▸ **The task**: Pull out every line in the data that has the string "this" in it.

▸ **Dataset content**:
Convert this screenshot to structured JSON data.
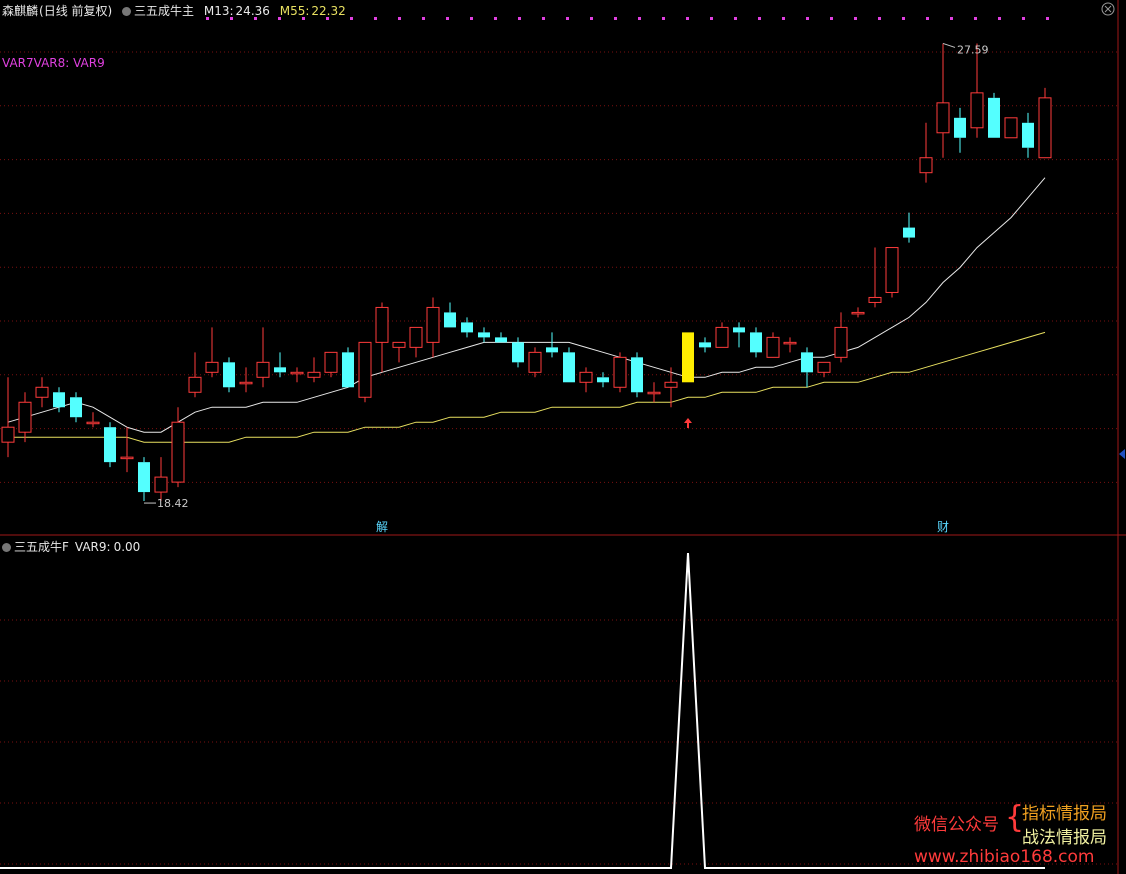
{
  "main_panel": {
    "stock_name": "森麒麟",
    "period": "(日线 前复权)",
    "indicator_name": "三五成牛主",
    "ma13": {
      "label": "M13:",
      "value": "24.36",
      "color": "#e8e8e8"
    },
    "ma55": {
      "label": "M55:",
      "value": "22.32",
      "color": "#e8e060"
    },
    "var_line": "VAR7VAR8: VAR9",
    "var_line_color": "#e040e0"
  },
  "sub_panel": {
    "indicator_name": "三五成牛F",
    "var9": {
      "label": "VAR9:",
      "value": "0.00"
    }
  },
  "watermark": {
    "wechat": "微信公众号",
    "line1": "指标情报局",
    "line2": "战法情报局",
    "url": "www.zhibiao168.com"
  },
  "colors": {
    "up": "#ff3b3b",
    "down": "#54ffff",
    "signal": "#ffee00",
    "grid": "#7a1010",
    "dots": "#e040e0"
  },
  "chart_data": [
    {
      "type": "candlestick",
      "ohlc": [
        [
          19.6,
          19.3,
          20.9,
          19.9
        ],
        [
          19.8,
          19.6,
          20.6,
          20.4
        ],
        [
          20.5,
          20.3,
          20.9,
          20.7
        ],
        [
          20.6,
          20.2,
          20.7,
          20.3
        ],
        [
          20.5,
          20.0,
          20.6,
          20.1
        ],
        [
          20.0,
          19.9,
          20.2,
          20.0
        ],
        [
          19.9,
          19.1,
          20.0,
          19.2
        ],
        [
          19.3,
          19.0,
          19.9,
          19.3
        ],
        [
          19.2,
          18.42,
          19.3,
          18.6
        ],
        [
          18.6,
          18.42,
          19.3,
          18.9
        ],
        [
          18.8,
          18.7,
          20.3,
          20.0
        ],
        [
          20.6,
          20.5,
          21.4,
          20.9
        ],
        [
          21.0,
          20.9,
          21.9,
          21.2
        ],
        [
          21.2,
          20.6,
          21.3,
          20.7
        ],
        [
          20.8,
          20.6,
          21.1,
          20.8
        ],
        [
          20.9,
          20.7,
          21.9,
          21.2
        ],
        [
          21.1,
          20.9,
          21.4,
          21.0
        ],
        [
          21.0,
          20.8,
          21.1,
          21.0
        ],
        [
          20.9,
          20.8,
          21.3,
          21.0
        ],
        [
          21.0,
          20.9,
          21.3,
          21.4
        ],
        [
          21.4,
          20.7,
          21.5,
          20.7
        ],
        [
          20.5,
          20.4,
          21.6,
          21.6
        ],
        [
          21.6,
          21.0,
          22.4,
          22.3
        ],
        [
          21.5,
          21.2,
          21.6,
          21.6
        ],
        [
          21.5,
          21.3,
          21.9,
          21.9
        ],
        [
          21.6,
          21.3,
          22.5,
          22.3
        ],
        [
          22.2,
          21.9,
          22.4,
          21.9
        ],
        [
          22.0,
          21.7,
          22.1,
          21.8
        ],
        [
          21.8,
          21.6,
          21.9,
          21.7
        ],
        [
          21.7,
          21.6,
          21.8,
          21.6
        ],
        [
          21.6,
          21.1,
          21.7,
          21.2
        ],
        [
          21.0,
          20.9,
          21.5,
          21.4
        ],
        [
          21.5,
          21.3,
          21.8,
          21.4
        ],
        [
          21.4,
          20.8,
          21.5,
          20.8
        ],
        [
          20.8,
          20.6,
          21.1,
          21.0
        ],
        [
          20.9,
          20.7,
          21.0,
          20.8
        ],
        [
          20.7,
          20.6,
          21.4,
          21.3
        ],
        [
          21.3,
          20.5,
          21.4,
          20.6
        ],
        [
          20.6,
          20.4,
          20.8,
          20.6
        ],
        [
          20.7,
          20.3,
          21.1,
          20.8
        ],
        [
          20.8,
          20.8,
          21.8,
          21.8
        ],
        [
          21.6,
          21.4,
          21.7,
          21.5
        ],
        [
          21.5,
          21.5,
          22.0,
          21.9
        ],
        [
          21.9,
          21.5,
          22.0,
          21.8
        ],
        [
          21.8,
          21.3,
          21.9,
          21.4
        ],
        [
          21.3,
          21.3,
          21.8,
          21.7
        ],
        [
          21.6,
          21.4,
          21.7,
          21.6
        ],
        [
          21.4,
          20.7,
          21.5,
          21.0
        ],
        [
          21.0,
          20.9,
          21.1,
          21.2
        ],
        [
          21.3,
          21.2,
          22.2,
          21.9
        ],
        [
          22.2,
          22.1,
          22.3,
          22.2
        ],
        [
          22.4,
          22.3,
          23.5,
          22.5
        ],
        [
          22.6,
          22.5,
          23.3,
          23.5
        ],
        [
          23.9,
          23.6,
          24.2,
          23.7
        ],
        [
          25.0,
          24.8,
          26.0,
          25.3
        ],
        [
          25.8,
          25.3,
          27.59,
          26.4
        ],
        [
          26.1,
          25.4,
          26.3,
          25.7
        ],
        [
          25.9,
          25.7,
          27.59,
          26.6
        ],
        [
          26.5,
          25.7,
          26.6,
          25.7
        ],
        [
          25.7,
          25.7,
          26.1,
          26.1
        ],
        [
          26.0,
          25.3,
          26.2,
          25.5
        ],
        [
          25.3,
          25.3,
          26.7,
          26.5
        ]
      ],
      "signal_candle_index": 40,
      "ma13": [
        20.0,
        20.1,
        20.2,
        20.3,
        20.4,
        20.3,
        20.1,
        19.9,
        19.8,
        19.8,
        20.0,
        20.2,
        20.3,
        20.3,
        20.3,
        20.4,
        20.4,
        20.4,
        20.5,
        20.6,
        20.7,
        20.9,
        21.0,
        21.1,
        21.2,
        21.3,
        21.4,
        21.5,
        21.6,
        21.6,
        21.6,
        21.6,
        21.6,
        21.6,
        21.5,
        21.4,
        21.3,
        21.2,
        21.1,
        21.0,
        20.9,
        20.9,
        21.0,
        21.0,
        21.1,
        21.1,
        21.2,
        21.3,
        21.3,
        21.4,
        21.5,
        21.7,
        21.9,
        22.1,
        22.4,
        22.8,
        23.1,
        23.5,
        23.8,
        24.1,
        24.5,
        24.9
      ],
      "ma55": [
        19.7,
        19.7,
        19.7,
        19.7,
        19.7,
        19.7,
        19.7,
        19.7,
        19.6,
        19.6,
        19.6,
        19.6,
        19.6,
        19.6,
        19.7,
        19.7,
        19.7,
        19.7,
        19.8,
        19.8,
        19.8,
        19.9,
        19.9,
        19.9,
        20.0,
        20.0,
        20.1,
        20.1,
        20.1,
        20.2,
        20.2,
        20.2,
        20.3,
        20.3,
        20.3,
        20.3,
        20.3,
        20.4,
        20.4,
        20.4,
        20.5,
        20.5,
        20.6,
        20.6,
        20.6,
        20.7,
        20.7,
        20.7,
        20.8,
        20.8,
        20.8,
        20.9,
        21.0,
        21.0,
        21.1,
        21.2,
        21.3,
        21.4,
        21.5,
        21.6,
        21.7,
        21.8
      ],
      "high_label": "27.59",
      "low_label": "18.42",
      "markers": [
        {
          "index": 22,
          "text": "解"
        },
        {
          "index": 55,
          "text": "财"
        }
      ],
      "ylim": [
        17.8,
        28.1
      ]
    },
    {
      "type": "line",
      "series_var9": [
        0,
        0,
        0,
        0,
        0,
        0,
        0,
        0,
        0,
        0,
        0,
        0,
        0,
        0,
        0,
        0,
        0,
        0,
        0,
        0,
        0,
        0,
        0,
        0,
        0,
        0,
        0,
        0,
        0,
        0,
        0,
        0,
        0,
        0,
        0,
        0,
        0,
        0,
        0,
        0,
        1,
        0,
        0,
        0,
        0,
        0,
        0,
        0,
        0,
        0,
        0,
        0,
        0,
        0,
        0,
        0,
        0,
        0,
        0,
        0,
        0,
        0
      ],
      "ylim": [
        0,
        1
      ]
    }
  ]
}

---

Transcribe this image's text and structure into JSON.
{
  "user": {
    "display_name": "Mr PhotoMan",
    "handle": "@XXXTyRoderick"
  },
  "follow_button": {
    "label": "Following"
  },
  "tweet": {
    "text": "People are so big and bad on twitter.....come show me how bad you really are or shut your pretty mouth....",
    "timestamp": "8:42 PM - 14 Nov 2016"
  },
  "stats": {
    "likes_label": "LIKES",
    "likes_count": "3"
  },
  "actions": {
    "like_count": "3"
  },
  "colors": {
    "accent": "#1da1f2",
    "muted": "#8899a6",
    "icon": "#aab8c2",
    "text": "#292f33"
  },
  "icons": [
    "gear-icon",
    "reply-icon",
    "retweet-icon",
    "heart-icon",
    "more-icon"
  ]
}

▸ **Task answer**:
Convert this screenshot to structured JSON data.
Transcribe this image's text and structure into JSON.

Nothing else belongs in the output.